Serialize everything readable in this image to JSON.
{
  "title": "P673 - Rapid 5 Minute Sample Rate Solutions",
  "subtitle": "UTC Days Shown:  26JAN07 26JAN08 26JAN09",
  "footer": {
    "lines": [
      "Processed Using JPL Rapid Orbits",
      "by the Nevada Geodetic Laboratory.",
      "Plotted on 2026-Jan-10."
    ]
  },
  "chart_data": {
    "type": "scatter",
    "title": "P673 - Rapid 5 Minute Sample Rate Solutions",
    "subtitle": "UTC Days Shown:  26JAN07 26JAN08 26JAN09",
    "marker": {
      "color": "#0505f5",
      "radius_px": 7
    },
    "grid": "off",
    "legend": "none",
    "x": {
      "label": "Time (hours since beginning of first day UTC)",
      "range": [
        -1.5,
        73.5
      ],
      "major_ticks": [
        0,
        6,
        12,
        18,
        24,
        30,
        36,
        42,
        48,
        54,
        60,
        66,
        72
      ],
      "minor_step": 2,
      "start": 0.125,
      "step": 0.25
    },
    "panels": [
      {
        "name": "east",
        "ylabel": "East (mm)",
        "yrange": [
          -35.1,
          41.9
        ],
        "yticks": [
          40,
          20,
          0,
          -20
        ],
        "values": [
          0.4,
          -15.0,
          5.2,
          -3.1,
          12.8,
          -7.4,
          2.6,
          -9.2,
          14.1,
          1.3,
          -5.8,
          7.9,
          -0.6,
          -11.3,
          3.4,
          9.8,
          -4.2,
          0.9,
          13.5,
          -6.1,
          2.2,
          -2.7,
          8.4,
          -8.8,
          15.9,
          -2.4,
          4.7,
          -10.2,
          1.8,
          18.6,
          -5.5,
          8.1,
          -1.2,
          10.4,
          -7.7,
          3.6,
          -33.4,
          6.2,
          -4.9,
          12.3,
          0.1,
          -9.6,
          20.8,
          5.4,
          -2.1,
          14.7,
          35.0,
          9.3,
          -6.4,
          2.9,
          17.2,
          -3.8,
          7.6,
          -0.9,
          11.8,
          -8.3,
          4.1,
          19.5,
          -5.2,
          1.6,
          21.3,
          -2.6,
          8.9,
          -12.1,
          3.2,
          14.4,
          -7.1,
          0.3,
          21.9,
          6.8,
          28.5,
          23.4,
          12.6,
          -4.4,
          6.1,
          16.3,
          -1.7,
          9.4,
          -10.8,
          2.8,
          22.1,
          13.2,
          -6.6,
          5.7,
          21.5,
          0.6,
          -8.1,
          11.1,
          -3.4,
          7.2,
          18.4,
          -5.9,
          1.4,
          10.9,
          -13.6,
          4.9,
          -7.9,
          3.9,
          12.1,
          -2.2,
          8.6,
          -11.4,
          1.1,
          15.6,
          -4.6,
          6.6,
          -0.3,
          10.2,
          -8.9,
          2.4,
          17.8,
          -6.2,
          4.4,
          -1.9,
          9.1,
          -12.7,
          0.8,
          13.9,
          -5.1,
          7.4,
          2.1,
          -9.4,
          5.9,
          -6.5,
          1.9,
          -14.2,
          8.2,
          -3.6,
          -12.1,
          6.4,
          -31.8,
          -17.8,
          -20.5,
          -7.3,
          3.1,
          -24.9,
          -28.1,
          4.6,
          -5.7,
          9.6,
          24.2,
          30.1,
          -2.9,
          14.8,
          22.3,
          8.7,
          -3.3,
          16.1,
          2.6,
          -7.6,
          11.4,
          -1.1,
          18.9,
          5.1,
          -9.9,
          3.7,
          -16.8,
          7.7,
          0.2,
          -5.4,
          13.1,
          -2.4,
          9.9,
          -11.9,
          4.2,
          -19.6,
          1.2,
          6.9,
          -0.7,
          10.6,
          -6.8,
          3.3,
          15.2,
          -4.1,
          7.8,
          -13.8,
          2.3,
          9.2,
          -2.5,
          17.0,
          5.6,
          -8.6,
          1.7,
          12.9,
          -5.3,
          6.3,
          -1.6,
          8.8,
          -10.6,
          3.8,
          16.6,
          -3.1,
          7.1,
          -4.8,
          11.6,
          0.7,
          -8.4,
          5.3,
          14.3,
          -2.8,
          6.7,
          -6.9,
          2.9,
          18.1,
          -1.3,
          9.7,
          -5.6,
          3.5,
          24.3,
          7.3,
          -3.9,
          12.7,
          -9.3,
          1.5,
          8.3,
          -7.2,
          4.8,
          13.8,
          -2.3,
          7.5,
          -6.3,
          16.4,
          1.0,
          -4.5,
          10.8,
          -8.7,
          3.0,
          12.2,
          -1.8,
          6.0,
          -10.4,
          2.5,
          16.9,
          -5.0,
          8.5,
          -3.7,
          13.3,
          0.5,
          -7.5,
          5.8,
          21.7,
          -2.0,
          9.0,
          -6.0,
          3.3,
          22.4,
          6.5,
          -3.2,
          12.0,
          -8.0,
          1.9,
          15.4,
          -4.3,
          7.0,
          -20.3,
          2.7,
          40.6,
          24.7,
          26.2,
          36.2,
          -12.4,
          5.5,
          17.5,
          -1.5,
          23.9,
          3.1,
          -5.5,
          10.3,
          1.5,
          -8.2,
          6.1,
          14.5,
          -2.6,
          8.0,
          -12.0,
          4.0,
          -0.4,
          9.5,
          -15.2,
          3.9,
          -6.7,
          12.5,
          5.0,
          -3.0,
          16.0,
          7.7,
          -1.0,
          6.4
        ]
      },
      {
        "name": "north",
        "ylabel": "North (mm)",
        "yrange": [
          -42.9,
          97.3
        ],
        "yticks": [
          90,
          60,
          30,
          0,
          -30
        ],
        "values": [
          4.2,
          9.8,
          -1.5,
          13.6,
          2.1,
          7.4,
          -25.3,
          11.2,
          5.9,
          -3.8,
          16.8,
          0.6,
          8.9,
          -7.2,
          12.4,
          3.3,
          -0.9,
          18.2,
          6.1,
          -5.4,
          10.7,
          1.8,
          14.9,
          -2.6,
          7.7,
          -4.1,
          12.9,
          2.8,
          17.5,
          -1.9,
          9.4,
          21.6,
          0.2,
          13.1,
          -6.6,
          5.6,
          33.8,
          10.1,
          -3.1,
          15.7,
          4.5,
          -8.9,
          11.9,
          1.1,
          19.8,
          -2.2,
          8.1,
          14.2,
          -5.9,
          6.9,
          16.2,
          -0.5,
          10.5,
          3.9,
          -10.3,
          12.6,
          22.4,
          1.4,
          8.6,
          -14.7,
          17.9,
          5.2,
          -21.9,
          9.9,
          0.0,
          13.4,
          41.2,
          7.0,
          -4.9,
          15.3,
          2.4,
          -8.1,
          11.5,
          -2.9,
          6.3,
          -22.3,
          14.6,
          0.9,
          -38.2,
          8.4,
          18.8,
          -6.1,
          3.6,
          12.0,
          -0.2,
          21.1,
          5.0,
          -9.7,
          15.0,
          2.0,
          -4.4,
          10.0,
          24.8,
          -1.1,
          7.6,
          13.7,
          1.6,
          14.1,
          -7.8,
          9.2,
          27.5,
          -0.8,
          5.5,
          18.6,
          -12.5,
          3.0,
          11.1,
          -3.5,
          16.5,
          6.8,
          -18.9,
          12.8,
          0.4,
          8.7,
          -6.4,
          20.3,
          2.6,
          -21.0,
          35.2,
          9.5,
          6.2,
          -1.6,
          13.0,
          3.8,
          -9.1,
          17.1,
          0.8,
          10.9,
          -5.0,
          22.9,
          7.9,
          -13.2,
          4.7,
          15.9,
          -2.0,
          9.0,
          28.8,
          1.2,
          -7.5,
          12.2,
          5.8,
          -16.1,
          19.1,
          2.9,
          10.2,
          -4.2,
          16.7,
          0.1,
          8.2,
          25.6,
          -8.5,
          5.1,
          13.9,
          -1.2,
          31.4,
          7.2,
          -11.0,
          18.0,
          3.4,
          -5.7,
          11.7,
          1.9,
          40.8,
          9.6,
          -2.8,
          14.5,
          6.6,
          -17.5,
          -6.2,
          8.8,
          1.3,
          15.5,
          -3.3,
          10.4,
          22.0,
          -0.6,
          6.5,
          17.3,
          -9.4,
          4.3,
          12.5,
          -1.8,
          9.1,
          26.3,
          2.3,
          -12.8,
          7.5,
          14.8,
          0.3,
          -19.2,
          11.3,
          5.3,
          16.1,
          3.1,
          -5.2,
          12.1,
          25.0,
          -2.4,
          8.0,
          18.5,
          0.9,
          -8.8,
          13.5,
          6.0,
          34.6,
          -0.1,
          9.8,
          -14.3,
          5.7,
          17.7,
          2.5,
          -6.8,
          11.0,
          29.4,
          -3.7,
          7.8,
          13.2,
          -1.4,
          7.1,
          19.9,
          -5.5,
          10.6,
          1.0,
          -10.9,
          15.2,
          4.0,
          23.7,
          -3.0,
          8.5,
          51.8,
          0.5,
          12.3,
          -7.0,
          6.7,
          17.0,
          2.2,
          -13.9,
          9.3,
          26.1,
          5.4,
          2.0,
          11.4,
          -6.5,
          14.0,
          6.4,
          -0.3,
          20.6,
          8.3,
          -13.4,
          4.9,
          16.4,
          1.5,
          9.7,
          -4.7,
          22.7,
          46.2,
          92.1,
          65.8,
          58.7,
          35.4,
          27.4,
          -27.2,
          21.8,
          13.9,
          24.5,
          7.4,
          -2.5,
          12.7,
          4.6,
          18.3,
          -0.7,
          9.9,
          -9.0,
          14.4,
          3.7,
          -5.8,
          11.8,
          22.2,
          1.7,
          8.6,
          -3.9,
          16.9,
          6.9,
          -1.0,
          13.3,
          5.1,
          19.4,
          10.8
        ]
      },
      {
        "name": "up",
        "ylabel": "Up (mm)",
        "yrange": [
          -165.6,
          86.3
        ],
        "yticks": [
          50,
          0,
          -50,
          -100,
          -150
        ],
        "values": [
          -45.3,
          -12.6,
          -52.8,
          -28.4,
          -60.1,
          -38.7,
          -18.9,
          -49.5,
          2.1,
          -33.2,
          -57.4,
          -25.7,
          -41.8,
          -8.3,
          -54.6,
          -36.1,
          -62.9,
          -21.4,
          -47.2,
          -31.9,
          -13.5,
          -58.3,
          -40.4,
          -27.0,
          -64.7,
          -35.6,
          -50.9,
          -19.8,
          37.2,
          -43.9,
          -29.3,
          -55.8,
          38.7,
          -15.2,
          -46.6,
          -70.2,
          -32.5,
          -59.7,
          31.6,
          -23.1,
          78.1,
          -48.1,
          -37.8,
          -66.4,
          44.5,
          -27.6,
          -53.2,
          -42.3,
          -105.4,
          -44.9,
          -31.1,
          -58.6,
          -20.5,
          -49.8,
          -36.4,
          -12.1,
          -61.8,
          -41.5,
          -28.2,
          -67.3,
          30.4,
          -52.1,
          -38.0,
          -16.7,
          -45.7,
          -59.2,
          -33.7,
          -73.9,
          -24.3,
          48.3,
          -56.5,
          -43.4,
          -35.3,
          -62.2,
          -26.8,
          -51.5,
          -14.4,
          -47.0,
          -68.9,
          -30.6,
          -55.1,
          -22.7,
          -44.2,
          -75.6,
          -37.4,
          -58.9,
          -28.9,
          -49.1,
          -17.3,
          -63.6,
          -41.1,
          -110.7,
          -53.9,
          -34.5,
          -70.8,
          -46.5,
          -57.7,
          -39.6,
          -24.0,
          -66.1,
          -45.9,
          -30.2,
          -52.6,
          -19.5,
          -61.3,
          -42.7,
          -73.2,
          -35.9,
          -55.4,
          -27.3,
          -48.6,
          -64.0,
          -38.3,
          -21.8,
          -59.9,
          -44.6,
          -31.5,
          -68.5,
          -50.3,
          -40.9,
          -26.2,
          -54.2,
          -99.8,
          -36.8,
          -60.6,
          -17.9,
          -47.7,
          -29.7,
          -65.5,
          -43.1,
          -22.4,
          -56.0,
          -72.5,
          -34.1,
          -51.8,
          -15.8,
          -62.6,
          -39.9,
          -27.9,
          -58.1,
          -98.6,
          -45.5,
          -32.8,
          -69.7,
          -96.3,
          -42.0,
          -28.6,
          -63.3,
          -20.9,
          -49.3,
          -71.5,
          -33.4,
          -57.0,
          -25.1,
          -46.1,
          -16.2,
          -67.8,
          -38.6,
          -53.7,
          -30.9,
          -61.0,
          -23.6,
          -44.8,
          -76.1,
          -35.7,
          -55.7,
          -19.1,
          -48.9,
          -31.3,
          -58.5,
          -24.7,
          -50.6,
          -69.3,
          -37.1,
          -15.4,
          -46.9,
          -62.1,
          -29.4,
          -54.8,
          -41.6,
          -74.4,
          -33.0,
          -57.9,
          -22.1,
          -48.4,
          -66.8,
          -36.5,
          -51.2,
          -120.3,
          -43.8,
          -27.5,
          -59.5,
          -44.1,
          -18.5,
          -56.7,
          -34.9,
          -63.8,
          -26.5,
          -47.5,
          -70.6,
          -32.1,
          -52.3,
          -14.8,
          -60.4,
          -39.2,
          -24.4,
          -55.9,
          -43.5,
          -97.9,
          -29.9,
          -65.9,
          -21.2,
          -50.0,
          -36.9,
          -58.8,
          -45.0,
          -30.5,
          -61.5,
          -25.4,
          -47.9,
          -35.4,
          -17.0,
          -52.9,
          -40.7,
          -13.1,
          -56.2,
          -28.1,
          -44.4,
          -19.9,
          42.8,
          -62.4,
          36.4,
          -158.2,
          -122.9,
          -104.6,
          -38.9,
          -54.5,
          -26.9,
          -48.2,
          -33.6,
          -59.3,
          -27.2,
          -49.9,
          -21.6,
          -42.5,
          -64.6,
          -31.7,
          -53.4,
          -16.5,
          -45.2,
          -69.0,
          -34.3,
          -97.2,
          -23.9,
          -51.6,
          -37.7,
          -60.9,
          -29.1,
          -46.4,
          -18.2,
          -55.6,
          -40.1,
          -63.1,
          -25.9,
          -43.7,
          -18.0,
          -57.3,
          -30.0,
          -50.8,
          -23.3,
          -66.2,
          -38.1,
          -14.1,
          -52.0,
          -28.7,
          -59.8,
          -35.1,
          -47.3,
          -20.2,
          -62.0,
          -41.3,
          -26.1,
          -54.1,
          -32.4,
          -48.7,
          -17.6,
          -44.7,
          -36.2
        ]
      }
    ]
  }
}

★ ★ ★

* [WRITTEN TASK] Filter the records above and return every line that holds the word "Solutions".

* [RESULT]
  "title": "P673 - Rapid 5 Minute Sample Rate Solutions",
    "title": "P673 - Rapid 5 Minute Sample Rate Solutions",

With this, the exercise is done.